Stored data:
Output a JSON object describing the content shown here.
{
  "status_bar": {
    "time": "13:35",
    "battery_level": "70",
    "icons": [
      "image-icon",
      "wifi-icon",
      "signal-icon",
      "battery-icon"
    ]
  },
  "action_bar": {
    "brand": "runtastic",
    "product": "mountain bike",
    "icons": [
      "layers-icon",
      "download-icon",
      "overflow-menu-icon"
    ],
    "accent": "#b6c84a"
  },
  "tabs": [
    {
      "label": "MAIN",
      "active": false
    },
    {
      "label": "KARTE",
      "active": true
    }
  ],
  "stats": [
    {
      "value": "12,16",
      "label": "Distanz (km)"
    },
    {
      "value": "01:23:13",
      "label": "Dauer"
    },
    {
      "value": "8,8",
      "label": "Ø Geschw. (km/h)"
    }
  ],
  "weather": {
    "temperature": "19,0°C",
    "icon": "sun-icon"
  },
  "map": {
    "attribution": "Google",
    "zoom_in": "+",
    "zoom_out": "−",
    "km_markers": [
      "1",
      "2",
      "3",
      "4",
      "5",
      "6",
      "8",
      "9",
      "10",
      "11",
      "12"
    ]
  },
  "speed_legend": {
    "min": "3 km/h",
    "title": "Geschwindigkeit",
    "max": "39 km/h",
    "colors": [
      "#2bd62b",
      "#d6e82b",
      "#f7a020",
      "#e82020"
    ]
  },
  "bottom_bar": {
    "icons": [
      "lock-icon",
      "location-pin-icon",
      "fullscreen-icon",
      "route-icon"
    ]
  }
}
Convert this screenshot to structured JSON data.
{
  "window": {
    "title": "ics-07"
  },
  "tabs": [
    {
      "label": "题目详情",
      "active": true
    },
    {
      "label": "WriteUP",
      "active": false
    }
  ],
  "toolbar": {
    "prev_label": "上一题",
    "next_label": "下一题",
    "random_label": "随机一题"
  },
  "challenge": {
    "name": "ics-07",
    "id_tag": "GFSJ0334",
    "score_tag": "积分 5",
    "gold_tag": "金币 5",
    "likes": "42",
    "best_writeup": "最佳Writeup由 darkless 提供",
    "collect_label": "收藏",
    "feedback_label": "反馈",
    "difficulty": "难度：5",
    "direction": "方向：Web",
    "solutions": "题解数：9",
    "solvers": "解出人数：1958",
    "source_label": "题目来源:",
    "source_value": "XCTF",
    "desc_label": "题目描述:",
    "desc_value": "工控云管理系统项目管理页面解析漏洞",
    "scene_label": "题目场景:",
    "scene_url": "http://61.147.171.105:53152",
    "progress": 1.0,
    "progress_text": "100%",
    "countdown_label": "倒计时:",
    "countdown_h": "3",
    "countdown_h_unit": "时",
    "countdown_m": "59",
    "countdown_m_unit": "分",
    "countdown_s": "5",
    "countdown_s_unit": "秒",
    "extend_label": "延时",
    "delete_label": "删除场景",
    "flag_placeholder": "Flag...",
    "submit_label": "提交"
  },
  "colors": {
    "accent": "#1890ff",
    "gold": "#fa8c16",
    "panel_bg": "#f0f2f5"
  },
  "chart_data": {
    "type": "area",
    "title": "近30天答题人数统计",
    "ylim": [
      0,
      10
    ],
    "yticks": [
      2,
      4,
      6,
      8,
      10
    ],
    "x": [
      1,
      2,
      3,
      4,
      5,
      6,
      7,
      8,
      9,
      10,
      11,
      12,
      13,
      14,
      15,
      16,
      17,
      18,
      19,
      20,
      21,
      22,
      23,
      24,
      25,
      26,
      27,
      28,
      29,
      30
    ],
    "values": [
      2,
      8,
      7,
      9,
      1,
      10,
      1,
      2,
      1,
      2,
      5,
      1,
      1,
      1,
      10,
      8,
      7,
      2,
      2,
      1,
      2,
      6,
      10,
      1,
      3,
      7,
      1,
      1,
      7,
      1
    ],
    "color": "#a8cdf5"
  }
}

## Stated problem:
Copy each line of the data above without altering a single character.

## Written answer:
Output a JSON object describing the content shown here.
{
  "status_bar": {
    "time": "13:35",
    "battery_level": "70",
    "icons": [
      "image-icon",
      "wifi-icon",
      "signal-icon",
      "battery-icon"
    ]
  },
  "action_bar": {
    "brand": "runtastic",
    "product": "mountain bike",
    "icons": [
      "layers-icon",
      "download-icon",
      "overflow-menu-icon"
    ],
    "accent": "#b6c84a"
  },
  "tabs": [
    {
      "label": "MAIN",
      "active": false
    },
    {
      "label": "KARTE",
      "active": true
    }
  ],
  "stats": [
    {
      "value": "12,16",
      "label": "Distanz (km)"
    },
    {
      "value": "01:23:13",
      "label": "Dauer"
    },
    {
      "value": "8,8",
      "label": "Ø Geschw. (km/h)"
    }
  ],
  "weather": {
    "temperature": "19,0°C",
    "icon": "sun-icon"
  },
  "map": {
    "attribution": "Google",
    "zoom_in": "+",
    "zoom_out": "−",
    "km_markers": [
      "1",
      "2",
      "3",
      "4",
      "5",
      "6",
      "8",
      "9",
      "10",
      "11",
      "12"
    ]
  },
  "speed_legend": {
    "min": "3 km/h",
    "title": "Geschwindigkeit",
    "max": "39 km/h",
    "colors": [
      "#2bd62b",
      "#d6e82b",
      "#f7a020",
      "#e82020"
    ]
  },
  "bottom_bar": {
    "icons": [
      "lock-icon",
      "location-pin-icon",
      "fullscreen-icon",
      "route-icon"
    ]
  }
}
Convert this screenshot to structured JSON data.
{
  "window": {
    "title": "ics-07"
  },
  "tabs": [
    {
      "label": "题目详情",
      "active": true
    },
    {
      "label": "WriteUP",
      "active": false
    }
  ],
  "toolbar": {
    "prev_label": "上一题",
    "next_label": "下一题",
    "random_label": "随机一题"
  },
  "challenge": {
    "name": "ics-07",
    "id_tag": "GFSJ0334",
    "score_tag": "积分 5",
    "gold_tag": "金币 5",
    "likes": "42",
    "best_writeup": "最佳Writeup由 darkless 提供",
    "collect_label": "收藏",
    "feedback_label": "反馈",
    "difficulty": "难度：5",
    "direction": "方向：Web",
    "solutions": "题解数：9",
    "solvers": "解出人数：1958",
    "source_label": "题目来源:",
    "source_value": "XCTF",
    "desc_label": "题目描述:",
    "desc_value": "工控云管理系统项目管理页面解析漏洞",
    "scene_label": "题目场景:",
    "scene_url": "http://61.147.171.105:53152",
    "progress": 1.0,
    "progress_text": "100%",
    "countdown_label": "倒计时:",
    "countdown_h": "3",
    "countdown_h_unit": "时",
    "countdown_m": "59",
    "countdown_m_unit": "分",
    "countdown_s": "5",
    "countdown_s_unit": "秒",
    "extend_label": "延时",
    "delete_label": "删除场景",
    "flag_placeholder": "Flag...",
    "submit_label": "提交"
  },
  "colors": {
    "accent": "#1890ff",
    "gold": "#fa8c16",
    "panel_bg": "#f0f2f5"
  },
  "chart_data": {
    "type": "area",
    "title": "近30天答题人数统计",
    "ylim": [
      0,
      10
    ],
    "yticks": [
      2,
      4,
      6,
      8,
      10
    ],
    "x": [
      1,
      2,
      3,
      4,
      5,
      6,
      7,
      8,
      9,
      10,
      11,
      12,
      13,
      14,
      15,
      16,
      17,
      18,
      19,
      20,
      21,
      22,
      23,
      24,
      25,
      26,
      27,
      28,
      29,
      30
    ],
    "values": [
      2,
      8,
      7,
      9,
      1,
      10,
      1,
      2,
      1,
      2,
      5,
      1,
      1,
      1,
      10,
      8,
      7,
      2,
      2,
      1,
      2,
      6,
      10,
      1,
      3,
      7,
      1,
      1,
      7,
      1
    ],
    "color": "#a8cdf5"
  }
}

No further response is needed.